• [WRITTEN TASK]:
Using the material below, work out how many lines contain the word "Postop". Reply with the number and nothing more.

• [EXTRACTED MATERIAL]:
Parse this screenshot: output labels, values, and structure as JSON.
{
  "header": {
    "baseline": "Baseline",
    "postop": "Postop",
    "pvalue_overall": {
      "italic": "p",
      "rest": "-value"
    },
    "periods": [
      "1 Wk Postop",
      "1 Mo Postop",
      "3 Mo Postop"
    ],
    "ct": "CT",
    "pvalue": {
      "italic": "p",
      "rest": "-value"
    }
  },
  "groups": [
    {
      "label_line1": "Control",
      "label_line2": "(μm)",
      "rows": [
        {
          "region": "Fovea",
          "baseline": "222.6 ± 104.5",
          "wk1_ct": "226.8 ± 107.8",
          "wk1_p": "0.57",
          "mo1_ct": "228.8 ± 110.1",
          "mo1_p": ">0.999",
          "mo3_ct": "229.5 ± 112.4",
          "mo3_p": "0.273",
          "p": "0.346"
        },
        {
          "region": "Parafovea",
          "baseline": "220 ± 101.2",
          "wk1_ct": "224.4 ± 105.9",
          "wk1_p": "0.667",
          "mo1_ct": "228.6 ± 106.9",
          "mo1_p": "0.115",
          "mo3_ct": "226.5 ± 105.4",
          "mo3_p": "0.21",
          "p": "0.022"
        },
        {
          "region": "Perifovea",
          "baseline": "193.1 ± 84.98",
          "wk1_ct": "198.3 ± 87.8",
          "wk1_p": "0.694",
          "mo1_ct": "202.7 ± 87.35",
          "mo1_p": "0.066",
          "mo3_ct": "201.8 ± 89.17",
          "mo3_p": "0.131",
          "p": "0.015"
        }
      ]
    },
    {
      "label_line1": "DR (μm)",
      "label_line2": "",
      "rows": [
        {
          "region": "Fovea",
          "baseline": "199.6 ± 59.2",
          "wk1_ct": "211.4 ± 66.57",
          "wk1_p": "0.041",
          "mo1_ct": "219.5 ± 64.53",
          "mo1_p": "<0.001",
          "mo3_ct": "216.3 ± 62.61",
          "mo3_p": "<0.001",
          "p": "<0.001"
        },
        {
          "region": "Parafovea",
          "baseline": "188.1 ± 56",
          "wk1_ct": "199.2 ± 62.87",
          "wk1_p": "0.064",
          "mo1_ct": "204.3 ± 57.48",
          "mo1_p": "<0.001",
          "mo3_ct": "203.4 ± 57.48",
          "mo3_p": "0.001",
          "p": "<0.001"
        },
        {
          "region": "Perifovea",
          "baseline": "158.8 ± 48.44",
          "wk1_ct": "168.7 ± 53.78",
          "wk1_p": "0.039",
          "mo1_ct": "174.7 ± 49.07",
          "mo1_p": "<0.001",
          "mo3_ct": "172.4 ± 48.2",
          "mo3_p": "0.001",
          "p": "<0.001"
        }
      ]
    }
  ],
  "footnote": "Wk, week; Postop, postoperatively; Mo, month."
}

• [EXERCISE ANSWER]:
5